++++ Extracted records
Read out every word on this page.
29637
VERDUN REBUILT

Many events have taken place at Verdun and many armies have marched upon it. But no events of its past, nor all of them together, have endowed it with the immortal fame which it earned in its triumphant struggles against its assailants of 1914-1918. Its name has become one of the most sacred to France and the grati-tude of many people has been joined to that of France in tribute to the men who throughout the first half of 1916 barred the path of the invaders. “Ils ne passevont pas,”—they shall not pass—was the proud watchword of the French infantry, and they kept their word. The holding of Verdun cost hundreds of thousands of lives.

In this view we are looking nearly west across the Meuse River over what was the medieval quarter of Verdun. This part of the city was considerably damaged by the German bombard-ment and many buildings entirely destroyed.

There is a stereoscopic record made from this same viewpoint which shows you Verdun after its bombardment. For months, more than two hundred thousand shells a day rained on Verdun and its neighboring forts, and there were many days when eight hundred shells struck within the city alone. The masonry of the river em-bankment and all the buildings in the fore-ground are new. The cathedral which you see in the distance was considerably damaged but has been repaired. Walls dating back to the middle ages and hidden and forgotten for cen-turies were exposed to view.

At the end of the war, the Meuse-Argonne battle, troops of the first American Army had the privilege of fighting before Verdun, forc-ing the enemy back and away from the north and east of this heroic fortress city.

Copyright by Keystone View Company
++++++++
» **Problem to solve**: Output all of the material, please, exactly as it stands.

» **Final result**:
Read out every word on this page.
29637
VERDUN REBUILT

Many events have taken place at Verdun and many armies have marched upon it. But no events of its past, nor all of them together, have endowed it with the immortal fame which it earned in its triumphant struggles against its assailants of 1914-1918. Its name has become one of the most sacred to France and the grati-tude of many people has been joined to that of France in tribute to the men who throughout the first half of 1916 barred the path of the invaders. “Ils ne passevont pas,”—they shall not pass—was the proud watchword of the French infantry, and they kept their word. The holding of Verdun cost hundreds of thousands of lives.

In this view we are looking nearly west across the Meuse River over what was the medieval quarter of Verdun. This part of the city was considerably damaged by the German bombard-ment and many buildings entirely destroyed.

There is a stereoscopic record made from this same viewpoint which shows you Verdun after its bombardment. For months, more than two hundred thousand shells a day rained on Verdun and its neighboring forts, and there were many days when eight hundred shells struck within the city alone. The masonry of the river em-bankment and all the buildings in the fore-ground are new. The cathedral which you see in the distance was considerably damaged but has been repaired. Walls dating back to the middle ages and hidden and forgotten for cen-turies were exposed to view.

At the end of the war, the Meuse-Argonne battle, troops of the first American Army had the privilege of fighting before Verdun, forc-ing the enemy back and away from the north and east of this heroic fortress city.

Copyright by Keystone View Company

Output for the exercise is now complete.